Copy all lines below that use the word "marker".

§ **EXTRACTED RECORDS**
"""

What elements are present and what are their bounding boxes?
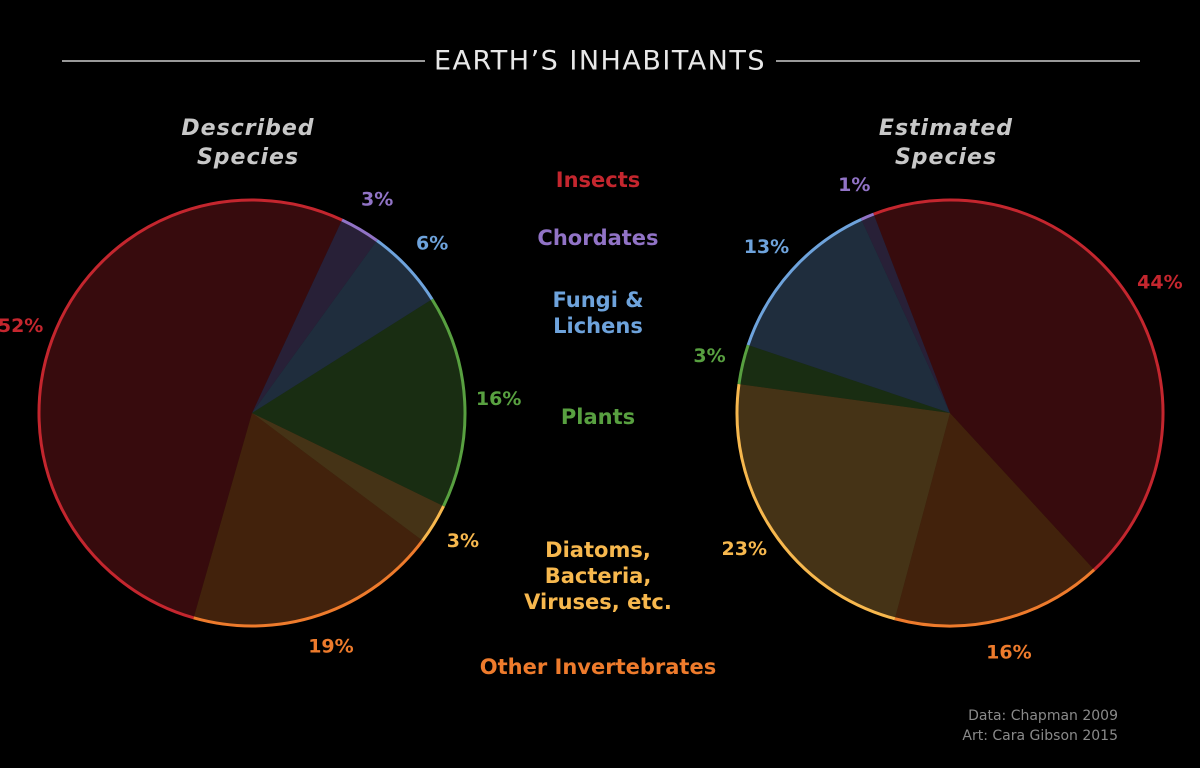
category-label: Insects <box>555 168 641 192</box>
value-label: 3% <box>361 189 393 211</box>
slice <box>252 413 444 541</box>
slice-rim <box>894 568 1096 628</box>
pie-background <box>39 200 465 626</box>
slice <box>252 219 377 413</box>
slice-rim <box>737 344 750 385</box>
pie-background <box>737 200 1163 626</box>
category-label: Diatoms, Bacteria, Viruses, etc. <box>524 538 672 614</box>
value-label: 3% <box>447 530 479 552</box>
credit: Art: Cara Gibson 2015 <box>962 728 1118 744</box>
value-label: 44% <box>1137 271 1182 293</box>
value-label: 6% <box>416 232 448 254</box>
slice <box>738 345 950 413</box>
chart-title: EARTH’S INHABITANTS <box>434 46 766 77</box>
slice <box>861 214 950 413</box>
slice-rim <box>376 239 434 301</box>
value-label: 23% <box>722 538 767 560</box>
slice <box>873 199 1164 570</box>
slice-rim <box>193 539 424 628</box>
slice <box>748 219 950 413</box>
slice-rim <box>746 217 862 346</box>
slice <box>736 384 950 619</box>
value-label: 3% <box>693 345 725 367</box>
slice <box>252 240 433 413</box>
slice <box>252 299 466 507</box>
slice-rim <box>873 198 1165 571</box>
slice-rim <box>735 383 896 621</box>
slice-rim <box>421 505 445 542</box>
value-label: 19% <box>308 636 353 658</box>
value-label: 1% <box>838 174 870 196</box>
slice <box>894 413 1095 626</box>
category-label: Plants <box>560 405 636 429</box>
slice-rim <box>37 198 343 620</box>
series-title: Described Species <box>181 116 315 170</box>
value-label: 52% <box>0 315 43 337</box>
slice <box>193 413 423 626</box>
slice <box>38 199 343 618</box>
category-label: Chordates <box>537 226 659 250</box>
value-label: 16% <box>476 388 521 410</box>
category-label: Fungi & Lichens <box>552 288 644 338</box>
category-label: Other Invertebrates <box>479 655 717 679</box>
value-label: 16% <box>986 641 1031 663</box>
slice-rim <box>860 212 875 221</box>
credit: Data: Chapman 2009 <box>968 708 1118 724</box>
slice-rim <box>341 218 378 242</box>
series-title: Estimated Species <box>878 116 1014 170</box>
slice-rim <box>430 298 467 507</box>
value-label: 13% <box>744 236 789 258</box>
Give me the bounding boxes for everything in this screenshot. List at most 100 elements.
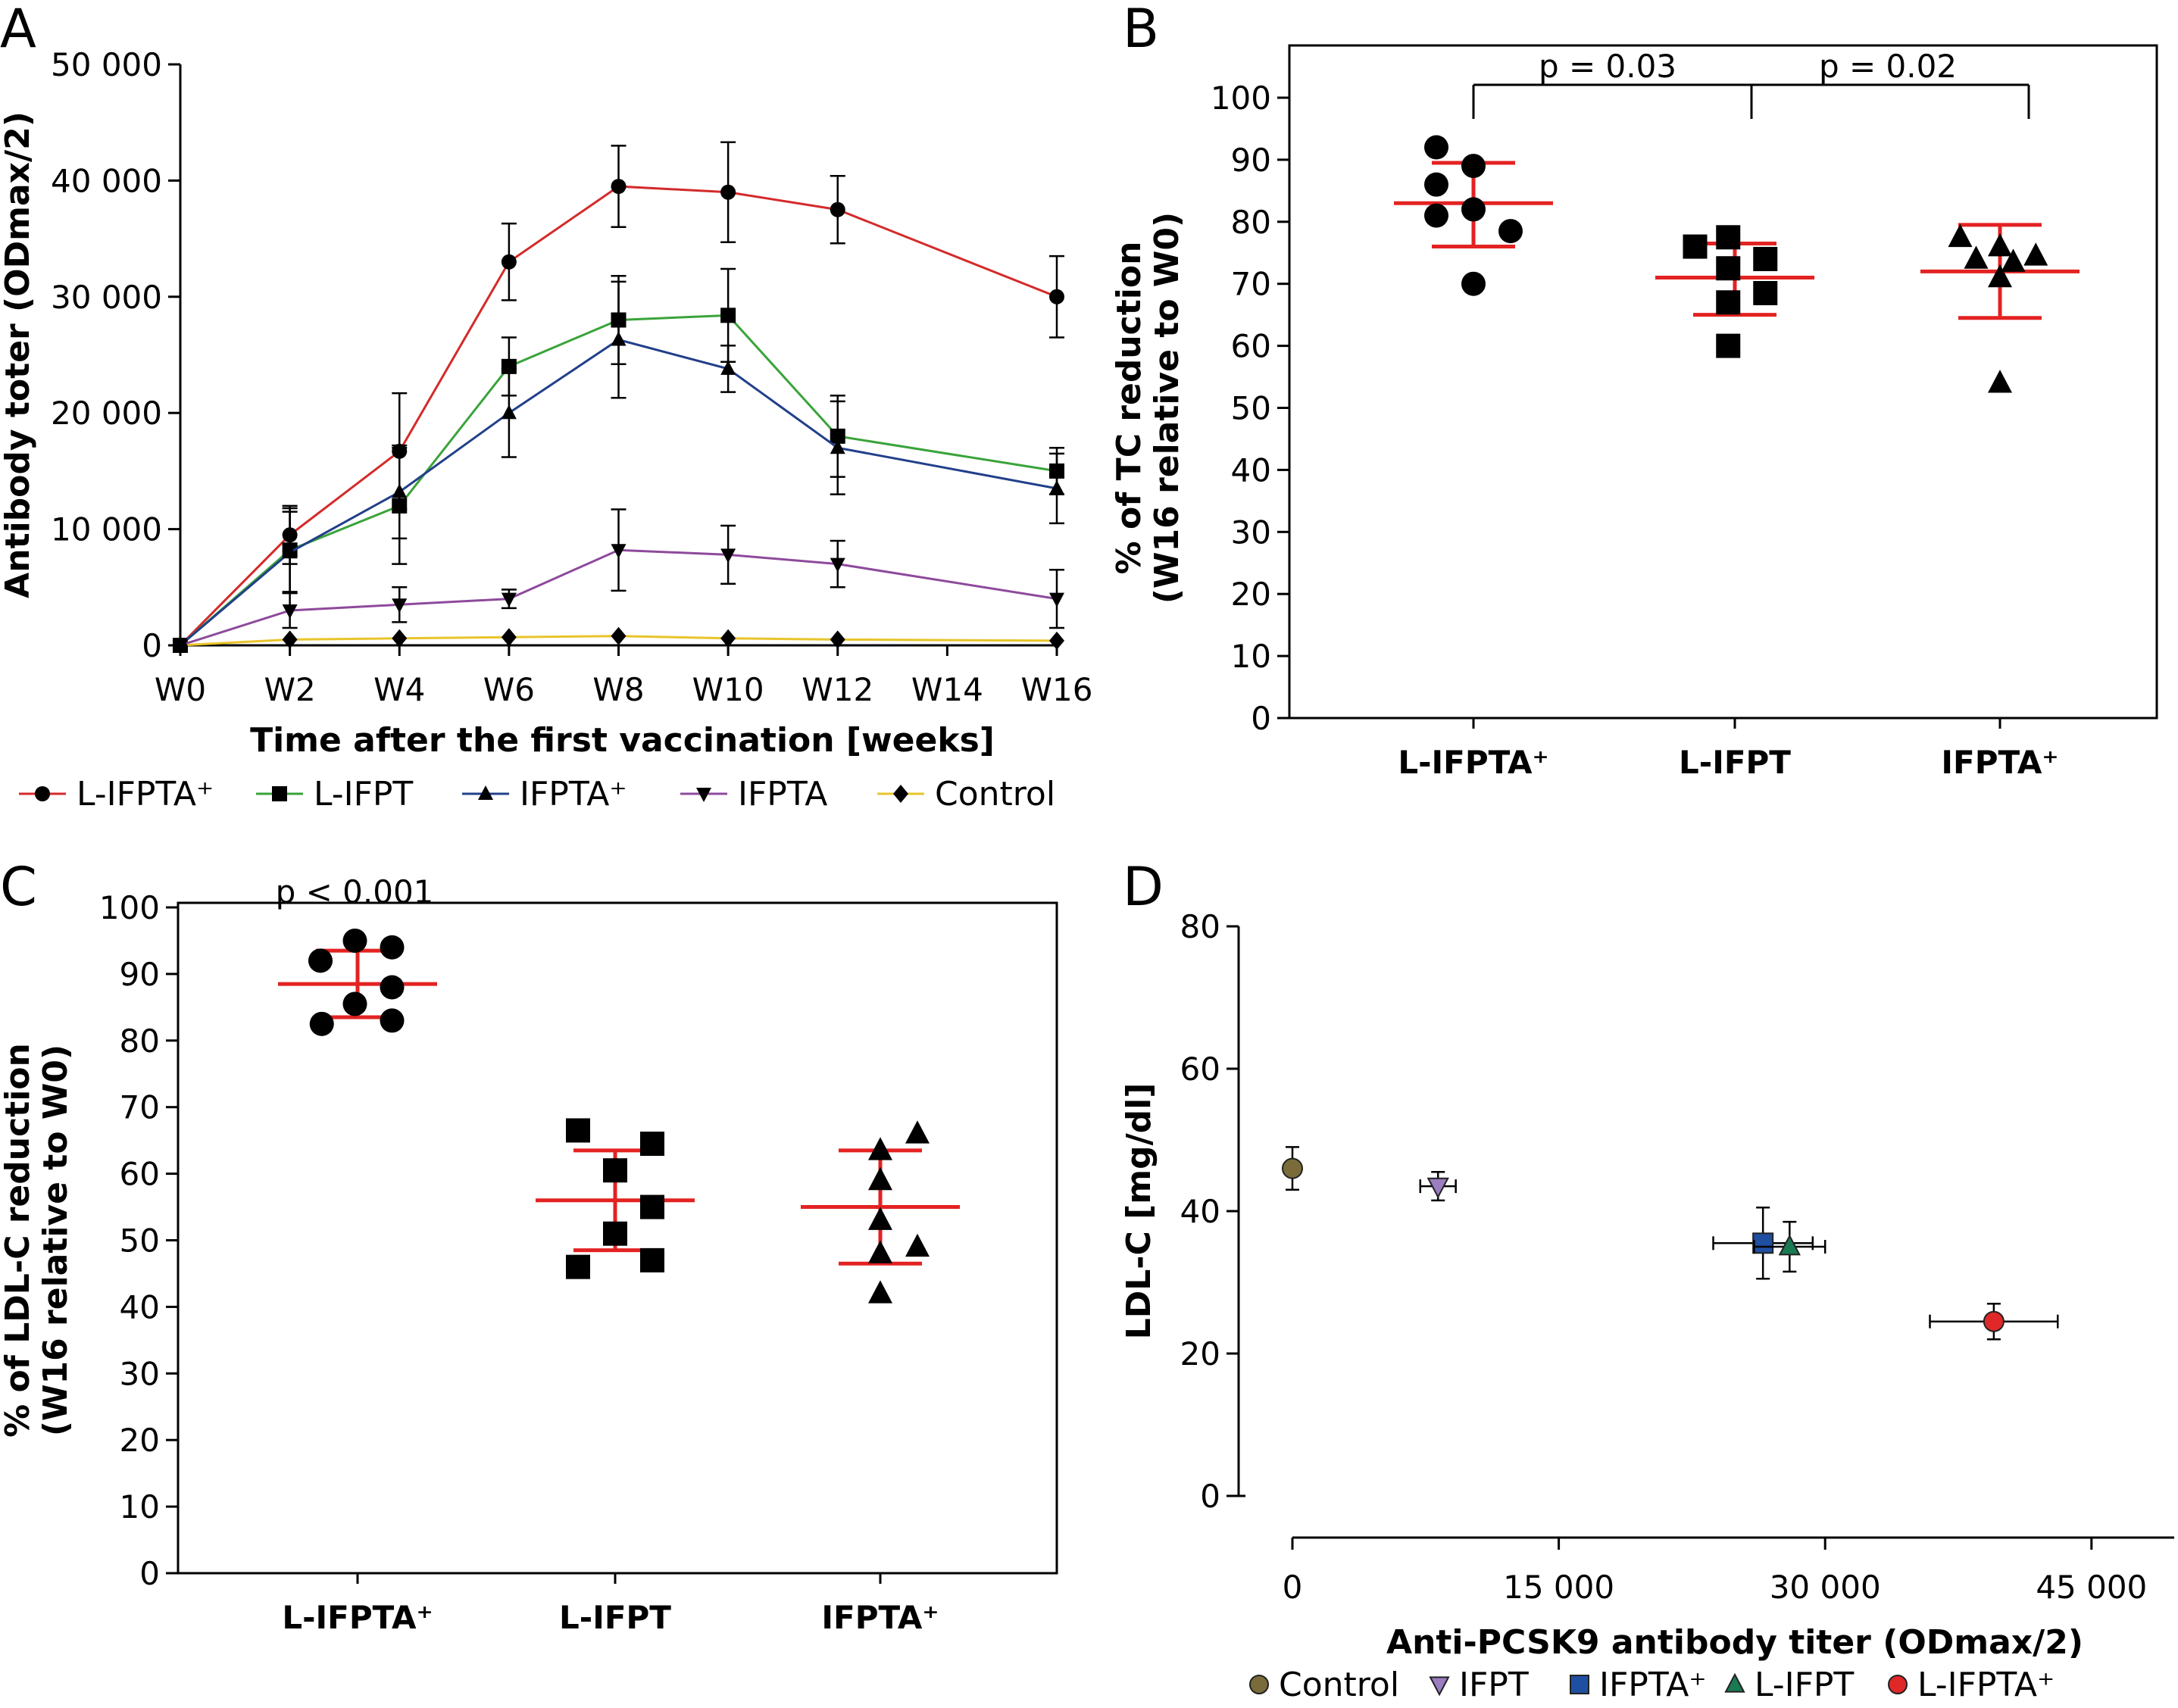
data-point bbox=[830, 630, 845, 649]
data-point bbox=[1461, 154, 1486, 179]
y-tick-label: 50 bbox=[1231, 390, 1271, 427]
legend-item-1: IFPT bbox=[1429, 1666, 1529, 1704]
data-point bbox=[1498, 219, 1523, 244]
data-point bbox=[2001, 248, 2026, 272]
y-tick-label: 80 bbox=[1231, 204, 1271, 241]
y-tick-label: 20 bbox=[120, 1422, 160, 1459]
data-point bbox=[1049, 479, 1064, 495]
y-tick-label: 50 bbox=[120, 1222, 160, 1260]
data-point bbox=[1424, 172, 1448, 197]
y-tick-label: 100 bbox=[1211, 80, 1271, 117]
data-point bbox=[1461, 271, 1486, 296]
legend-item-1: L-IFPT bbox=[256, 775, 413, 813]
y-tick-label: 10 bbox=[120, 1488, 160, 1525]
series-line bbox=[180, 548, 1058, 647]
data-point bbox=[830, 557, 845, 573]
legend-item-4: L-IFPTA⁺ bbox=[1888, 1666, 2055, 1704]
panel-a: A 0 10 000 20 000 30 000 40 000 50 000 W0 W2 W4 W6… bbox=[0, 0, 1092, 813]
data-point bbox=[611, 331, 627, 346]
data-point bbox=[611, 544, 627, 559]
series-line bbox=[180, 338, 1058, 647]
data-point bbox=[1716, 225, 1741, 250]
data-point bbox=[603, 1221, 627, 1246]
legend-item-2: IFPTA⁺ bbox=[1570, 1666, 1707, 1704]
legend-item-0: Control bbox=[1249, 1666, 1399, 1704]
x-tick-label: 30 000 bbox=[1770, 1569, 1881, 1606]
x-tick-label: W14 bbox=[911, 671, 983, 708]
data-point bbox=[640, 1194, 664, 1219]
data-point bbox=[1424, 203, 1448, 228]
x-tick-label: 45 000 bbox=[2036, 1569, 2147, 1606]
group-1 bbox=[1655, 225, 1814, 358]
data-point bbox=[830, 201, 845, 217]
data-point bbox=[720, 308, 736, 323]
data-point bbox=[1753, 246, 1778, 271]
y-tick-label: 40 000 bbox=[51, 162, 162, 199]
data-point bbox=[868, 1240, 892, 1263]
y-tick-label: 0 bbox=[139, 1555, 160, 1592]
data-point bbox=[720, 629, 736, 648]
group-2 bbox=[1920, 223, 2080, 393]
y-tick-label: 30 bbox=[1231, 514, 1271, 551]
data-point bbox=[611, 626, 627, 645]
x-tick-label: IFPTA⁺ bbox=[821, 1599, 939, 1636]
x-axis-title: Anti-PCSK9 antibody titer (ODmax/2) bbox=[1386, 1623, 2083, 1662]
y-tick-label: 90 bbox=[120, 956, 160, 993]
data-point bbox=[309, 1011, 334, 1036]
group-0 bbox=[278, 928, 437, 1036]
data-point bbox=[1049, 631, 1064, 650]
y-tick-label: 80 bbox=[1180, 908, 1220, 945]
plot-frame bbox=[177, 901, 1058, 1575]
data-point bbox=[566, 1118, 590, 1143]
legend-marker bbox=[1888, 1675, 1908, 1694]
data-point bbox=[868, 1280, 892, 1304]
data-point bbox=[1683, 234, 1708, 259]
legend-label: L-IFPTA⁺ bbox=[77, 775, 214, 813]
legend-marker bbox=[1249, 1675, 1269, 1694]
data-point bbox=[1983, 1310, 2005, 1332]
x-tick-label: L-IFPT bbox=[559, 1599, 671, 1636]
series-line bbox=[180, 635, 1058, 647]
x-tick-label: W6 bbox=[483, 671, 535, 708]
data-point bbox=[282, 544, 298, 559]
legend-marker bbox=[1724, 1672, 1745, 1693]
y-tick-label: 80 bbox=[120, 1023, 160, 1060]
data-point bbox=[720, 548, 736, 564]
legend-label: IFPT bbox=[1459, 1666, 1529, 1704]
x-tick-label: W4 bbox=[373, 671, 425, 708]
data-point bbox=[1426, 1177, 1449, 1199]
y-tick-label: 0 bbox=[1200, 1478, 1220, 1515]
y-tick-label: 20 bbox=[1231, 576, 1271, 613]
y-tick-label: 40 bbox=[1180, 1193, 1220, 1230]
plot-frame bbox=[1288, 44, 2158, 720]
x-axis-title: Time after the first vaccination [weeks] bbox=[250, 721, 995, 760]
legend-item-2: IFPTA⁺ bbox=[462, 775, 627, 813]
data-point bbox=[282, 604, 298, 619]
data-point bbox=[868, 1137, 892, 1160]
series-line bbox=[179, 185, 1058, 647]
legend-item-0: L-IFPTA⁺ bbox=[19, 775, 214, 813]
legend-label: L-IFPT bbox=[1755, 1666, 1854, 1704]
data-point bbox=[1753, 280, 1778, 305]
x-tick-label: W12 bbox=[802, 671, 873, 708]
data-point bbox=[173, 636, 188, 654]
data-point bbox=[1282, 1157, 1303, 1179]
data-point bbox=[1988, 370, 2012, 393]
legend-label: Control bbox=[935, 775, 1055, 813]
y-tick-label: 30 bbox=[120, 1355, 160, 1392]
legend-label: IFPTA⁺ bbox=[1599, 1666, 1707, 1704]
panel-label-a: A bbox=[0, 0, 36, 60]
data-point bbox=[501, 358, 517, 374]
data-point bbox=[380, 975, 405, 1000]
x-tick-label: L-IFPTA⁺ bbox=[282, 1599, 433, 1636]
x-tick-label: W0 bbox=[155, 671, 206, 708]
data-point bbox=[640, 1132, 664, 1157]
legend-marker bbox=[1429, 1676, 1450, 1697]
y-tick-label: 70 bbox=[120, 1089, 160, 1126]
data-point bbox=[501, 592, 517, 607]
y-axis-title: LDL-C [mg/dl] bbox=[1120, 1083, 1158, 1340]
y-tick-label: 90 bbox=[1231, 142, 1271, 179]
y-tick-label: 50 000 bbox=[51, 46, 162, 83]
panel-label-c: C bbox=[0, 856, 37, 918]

"""

§ **ANSWER TO THIS EXERCISE**
legend-marker bbox=[1888, 1675, 1908, 1694]
legend-marker bbox=[1249, 1675, 1269, 1694]
legend-marker bbox=[1724, 1672, 1745, 1693]
legend-marker bbox=[1429, 1676, 1450, 1697]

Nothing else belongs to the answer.